§ Given task
Can you find the lines of the listing that include "label" and copy every one?
** BEGIN Exercise material **
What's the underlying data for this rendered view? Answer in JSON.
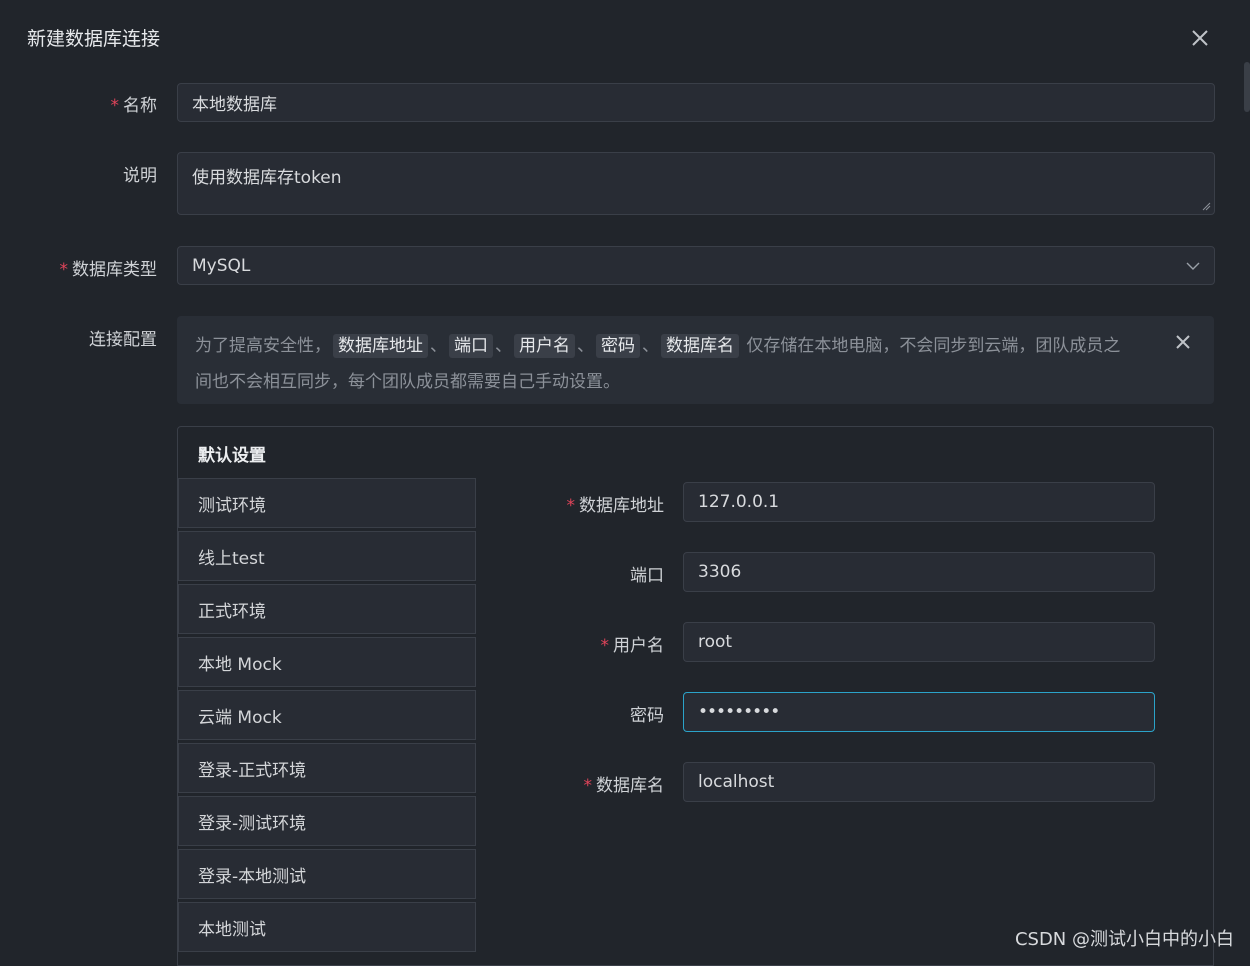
{
  "dialog": {
    "title": "新建数据库连接"
  },
  "form": {
    "name": {
      "label": "名称",
      "required": true,
      "value": "本地数据库"
    },
    "description": {
      "label": "说明",
      "value": "使用数据库存token"
    },
    "db_type": {
      "label": "数据库类型",
      "required": true,
      "value": "MySQL"
    },
    "connection": {
      "label": "连接配置"
    }
  },
  "notice": {
    "prefix": "为了提高安全性，",
    "tags": [
      "数据库地址",
      "端口",
      "用户名",
      "密码",
      "数据库名"
    ],
    "separator": "、",
    "suffix_line1": "仅存储在本地电脑，不会同步到云端，团队成员之",
    "suffix_line2": "间也不会相互同步，每个团队成员都需要自己手动设置。"
  },
  "env_panel": {
    "title": "默认设置",
    "items": [
      "测试环境",
      "线上test",
      "正式环境",
      "本地 Mock",
      "云端 Mock",
      "登录-正式环境",
      "登录-测试环境",
      "登录-本地测试",
      "本地测试"
    ]
  },
  "db_form": {
    "host": {
      "label": "数据库地址",
      "required": true,
      "value": "127.0.0.1"
    },
    "port": {
      "label": "端口",
      "value": "3306"
    },
    "username": {
      "label": "用户名",
      "required": true,
      "value": "root"
    },
    "password": {
      "label": "密码",
      "value": "•••••••••"
    },
    "database": {
      "label": "数据库名",
      "required": true,
      "value": "localhost"
    }
  },
  "watermark": "CSDN @测试小白中的小白",
  "colors": {
    "background": "#21252b",
    "input_bg": "#282c34",
    "border": "#3a3f48",
    "required": "#e0445a",
    "focus": "#2ba3c9"
  }
}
** END Exercise material **
§ Result
      "label": "名称",
      "label": "说明",
      "label": "数据库类型",
      "label": "连接配置"
      "label": "数据库地址",
      "label": "端口",
      "label": "用户名",
      "label": "密码",
      "label": "数据库名",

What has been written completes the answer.